### Extracted text
-- -- --

==In other media==

===Television===

====Live action====
- Stick appears in television series set in the Marvel Cinematic Universe, portrayed by Scott Glenn.
  - Introduced in a self-titled episode of Daredevil (2015), he approaches Matt Murdock shortly after his father is killed, leaving him orphaned at the age of ten, and begins to train him. Stick teaches Matt to master his abilities but leaves when Matt begins to see him as a father figure as he considers such feelings to be a weakness that will prevent Matt from reaching his full potential. Many years later, Stick enlists Matt's help in destroying the Black Sky, a weapon that the Hand, led by Murakami's second-in-command Nobu, are bringing to New York City. Stick reluctantly agrees to refrain from killing but breaks his promise when he kills the Black Sky, who is actually a young boy. After fighting in Matt's apartment, Matt defeats Stick, who is impressed and agrees to leave the city. Stick later converses with a heavily scarred man about Matt's role in events to come. In the second season, Stick takes a more prominent role as he rescues Matt and Elektra from the Hand when they are attacked while investigating Midland Circle. During Elektra's recovery, he reveals more about the history of the Hand and how he raised and trained Elektra when she was young.
  - Stick reappears as a main cast member in The Defenders. Stick is introduced being held captive by Elektra and Alexandra, who managed to capture him after killing all of his fellow associates within the Chaste. Stick manages to escape, cutting off his own right hand to free himself from his restraints. Through a tip from Colleen Wing, he tracks down Matt, Jessica Jones, Luke Cage, and Danny Rand to recruit their help. They manage to fight their way out when Alexandra, Madame Gao, Sowande, Murakami and Elektra attack them. They escape, in the process capturing Sowande. Stick later decapitates Sowande when he tries to kidnap Danny. Convinced that Danny needs to be killed to prevent the Hand from acquiring him, Stick has him tied to a chair and left under Luke's guard, then uses incense to drug Luke. This proves to be Stick's undoing, as Elektra tracks Danny down to the hideout and attacks Stick. After a short sword fight, Elektra disarms her former sensei, and just as Matt and Jessica arrive, she stabs him to death in spite of Matt's attempts to talk her down.
-- -- --
### Source data
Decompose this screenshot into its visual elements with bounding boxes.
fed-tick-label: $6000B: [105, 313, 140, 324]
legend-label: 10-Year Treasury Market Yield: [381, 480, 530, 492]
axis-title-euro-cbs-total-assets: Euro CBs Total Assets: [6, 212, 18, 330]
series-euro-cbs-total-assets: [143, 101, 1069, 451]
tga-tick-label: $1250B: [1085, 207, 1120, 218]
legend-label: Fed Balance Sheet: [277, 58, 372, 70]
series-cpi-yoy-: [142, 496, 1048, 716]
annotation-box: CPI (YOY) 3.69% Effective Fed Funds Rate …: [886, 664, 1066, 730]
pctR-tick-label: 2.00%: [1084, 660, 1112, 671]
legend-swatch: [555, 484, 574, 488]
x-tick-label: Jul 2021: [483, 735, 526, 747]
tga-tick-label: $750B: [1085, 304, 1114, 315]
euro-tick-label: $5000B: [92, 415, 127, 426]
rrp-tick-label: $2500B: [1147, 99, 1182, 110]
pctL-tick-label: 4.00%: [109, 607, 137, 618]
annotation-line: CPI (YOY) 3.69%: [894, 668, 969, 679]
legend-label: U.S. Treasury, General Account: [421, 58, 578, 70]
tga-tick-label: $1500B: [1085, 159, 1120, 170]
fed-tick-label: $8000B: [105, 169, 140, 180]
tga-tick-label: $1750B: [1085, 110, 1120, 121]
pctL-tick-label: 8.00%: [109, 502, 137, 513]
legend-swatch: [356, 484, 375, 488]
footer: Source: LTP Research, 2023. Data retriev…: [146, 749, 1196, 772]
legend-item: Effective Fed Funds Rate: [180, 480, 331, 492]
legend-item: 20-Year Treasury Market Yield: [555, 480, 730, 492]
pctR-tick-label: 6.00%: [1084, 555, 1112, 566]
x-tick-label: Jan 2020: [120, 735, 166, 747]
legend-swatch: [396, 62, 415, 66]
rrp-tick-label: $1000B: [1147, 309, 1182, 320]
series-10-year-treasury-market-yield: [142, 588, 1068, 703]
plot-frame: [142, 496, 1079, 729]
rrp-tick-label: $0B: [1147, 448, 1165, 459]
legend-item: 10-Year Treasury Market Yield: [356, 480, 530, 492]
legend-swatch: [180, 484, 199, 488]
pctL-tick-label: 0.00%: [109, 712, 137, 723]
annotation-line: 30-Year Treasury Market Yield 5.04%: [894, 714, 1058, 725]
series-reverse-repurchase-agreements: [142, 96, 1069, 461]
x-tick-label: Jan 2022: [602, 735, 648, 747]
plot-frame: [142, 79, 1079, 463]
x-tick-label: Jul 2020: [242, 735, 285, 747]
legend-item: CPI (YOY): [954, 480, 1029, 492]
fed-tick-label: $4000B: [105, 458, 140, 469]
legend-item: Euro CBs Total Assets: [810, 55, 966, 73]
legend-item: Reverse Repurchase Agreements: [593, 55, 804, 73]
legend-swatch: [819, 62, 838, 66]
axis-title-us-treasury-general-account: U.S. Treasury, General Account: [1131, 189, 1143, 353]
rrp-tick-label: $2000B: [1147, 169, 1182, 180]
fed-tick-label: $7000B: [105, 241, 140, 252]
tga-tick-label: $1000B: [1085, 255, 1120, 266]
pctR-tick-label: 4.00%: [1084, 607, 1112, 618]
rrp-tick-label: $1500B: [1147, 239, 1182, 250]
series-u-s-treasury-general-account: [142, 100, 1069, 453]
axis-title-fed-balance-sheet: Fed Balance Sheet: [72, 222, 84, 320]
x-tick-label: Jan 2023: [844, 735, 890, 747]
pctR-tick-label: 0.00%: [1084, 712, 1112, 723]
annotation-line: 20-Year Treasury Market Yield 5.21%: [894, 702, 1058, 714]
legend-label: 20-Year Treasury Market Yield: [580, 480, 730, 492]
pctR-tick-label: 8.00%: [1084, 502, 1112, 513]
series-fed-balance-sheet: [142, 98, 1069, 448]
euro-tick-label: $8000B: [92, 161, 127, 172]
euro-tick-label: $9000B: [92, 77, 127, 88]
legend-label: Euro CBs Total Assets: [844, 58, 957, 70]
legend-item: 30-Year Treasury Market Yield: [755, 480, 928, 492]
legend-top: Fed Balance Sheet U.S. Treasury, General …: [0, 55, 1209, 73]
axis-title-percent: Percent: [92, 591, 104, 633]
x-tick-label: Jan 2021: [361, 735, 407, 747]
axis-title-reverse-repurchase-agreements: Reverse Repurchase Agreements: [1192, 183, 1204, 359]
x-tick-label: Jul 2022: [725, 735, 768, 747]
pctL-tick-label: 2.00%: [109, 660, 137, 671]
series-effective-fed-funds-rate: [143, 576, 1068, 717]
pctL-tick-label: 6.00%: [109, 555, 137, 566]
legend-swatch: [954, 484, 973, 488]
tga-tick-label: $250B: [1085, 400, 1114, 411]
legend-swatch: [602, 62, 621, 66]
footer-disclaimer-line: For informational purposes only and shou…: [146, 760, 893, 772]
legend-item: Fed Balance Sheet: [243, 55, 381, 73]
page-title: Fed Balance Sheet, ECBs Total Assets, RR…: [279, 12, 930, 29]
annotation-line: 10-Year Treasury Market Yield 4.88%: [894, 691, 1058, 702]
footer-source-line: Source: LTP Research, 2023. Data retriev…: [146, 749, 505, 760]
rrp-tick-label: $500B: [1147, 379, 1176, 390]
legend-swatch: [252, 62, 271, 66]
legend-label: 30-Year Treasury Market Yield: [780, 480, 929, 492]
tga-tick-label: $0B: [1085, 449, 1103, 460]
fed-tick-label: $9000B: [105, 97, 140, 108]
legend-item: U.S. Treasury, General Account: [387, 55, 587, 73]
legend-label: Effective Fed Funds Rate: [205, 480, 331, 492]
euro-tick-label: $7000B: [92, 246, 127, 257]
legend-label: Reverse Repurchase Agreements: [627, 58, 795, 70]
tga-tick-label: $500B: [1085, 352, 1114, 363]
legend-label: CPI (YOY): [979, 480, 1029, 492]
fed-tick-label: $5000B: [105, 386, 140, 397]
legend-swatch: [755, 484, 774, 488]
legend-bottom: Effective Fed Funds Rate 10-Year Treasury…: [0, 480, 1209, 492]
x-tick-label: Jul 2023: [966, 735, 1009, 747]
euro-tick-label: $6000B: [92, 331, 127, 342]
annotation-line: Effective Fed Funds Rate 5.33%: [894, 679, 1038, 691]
-- -- --
### Questions to answer
a - In the text about Stick's television appearances, how does Stick escape his restraints in The Defenders?
b - Continue the text about Stick's appearances in other media, picking up after its final sentence.

### Answer section
a - He cuts off his own right hand.

b -
  - Glenn revealed that Jeph Loeb had told him that Stick could still return in future Marvel projects despite the character's death; saying "I remember Jeph saying, 'We're in the Marvel Universe. If Elektra kills you, that doesn't necessarily mean you're dead.' And I said, 'Okay.' But for me, the show is over, unless I get a phone call, and then it will or won't [continue] depending on the deal and all of that stuff. It's hard to answer that question [would he be interested in reprising the role]. All of that stuff really lies with the script writer and with lines, and do I really want to go back and deal with those contact lenses again? I don't know. It's an impossible question to answer."

====Animation====
Stick makes a non-speaking cameo appearance in the Spider-Man: The Animated Series episode "Framed".

===Film===
Stick appears in Elektra, portrayed by Terence Stamp. He is shown as having resurrected Elektra after her death at the hands of Bullseye. He then seeks to train her further to unlock her full potential but later ends the training prematurely when Elektra cannot let go of her desire for vengeance. Several years later, Stick makes a living as a pool hustler by utilizing his blindness to fool opponents. Elektra turns to him for help protecting a young girl named Abby from The Hand who seek to exploit her, but Stick later reveals that he is in fact responsible for putting Abby in danger, believing that only by forcing Elektra to protect an innocent life would she finally overcome her anger. Elektra does manage to put aside her rage and save Abby's life, and Stick departs after the two finally demonstrate their respect for each other.

===Video games===
- Stick appears in the Daredevil (2003) tie-in game.
- Stick appears as a mini-boss and unlockable playable character in Marvel Avengers Academy.

==In popular culture==
The character Splinter from the media franchise Teenage Mutant Ninja Turtles was created as a parody of Stick.